* _Given problem_:
Go through the entries below, tally each line with the string "валюте", and give the final number by itself.

* _Extracted records_:
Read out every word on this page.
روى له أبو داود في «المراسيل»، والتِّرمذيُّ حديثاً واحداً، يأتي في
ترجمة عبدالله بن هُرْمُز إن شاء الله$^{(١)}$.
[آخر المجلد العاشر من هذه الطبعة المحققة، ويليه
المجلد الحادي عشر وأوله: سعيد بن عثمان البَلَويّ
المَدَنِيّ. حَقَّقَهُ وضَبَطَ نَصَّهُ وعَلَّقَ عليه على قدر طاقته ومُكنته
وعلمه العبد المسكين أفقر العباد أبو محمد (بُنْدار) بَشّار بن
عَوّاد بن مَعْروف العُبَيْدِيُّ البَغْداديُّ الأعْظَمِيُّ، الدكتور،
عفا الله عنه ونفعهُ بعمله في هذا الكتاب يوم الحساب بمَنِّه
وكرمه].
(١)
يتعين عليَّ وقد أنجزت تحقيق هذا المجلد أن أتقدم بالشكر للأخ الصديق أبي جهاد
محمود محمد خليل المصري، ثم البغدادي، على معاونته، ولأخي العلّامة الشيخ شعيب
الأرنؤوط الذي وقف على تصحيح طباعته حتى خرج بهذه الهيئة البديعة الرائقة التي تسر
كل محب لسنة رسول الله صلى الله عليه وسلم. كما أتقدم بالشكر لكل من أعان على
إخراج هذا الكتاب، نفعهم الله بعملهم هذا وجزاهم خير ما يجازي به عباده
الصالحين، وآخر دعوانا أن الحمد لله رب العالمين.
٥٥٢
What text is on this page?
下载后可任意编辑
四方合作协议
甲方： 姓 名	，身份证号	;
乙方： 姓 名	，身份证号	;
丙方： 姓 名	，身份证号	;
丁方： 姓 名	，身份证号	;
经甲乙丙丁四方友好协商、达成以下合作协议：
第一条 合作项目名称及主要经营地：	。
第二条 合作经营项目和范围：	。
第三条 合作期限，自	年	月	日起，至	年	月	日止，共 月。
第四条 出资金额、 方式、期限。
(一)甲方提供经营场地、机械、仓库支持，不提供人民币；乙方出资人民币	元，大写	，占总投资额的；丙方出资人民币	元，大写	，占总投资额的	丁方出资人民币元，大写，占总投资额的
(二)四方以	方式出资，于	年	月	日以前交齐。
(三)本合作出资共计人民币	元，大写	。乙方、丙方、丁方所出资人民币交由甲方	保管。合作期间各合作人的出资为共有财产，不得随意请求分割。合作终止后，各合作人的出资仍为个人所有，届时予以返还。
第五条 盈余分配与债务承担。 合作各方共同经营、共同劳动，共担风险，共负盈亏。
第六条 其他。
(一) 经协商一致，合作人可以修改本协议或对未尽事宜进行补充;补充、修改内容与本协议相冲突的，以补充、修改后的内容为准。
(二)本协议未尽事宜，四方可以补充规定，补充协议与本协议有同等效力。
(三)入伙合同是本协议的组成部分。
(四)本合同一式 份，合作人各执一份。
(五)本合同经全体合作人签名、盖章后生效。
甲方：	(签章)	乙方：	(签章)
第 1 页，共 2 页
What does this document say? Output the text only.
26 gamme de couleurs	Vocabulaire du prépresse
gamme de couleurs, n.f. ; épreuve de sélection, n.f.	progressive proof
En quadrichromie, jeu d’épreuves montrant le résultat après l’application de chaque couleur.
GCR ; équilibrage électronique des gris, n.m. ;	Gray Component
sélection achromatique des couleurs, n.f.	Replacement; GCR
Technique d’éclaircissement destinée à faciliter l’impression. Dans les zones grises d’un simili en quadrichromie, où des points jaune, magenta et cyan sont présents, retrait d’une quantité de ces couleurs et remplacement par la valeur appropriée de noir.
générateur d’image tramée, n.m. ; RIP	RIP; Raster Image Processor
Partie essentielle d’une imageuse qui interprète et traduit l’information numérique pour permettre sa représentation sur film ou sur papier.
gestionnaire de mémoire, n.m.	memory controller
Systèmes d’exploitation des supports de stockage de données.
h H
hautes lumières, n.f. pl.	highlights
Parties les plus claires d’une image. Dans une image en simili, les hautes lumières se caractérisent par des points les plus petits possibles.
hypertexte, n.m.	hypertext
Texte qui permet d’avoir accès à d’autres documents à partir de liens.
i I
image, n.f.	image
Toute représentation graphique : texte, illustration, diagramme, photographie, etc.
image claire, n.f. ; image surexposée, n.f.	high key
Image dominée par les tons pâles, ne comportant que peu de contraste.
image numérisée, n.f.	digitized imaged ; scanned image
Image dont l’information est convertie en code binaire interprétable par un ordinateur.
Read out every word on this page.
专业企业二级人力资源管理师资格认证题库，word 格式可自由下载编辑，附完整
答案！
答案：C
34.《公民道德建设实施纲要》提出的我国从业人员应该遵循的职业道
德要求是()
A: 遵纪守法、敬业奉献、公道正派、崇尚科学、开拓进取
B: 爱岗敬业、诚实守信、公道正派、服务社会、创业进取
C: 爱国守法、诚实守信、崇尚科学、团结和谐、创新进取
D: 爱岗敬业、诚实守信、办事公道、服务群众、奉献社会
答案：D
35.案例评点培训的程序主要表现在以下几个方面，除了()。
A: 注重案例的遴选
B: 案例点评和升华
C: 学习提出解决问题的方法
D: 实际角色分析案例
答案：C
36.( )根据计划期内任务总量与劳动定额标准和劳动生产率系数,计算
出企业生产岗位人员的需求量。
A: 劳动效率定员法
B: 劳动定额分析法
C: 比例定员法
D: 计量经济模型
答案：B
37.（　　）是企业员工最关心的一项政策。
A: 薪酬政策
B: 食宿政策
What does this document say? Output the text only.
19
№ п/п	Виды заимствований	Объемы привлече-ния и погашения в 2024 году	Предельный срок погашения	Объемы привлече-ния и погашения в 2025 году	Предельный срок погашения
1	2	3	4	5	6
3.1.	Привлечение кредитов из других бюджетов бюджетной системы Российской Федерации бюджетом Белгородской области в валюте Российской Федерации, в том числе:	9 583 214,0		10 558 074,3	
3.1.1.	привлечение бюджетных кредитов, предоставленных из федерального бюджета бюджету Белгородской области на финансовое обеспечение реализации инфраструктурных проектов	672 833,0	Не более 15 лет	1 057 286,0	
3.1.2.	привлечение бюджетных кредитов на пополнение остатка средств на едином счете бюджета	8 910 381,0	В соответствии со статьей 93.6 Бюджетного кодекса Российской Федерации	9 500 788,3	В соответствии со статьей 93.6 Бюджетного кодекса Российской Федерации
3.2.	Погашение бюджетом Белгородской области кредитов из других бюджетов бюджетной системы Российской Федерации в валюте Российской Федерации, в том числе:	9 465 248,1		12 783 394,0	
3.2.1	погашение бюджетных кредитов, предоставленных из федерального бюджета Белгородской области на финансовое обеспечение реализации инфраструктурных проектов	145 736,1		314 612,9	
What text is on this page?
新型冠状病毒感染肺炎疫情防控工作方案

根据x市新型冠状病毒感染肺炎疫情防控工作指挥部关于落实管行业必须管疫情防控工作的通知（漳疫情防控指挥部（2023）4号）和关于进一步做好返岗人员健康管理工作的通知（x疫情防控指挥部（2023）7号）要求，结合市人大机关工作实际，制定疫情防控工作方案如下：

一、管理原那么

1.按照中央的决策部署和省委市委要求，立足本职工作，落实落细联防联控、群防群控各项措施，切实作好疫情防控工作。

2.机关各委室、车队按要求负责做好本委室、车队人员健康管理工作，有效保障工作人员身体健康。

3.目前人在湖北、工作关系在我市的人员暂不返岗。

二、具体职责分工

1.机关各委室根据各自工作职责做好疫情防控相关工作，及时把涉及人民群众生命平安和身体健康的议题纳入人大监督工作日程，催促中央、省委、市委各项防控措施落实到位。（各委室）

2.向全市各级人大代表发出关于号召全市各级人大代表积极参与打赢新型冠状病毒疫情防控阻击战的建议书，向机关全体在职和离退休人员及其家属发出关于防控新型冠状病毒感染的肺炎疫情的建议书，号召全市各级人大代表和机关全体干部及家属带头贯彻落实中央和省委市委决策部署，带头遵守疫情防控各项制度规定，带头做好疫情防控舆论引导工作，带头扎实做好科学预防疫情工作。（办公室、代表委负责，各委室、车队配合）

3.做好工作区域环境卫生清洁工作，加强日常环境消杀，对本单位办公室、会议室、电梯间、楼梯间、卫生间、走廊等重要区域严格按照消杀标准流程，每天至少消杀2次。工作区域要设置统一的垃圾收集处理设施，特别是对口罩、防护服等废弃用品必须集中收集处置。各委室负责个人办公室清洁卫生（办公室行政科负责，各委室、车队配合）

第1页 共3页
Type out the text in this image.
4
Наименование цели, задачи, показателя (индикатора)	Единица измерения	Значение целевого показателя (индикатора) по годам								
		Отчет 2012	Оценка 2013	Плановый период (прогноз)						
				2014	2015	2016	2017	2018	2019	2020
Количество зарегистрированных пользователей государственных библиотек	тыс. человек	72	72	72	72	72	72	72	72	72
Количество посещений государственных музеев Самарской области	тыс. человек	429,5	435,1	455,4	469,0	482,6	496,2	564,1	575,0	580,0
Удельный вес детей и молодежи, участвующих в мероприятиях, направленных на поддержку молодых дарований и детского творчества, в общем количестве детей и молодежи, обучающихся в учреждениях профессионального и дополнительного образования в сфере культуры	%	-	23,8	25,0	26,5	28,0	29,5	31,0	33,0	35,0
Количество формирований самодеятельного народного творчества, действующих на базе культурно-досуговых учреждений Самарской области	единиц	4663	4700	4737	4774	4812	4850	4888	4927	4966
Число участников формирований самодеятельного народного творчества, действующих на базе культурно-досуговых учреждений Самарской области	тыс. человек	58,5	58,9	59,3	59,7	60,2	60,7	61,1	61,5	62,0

* _Written answer_:
2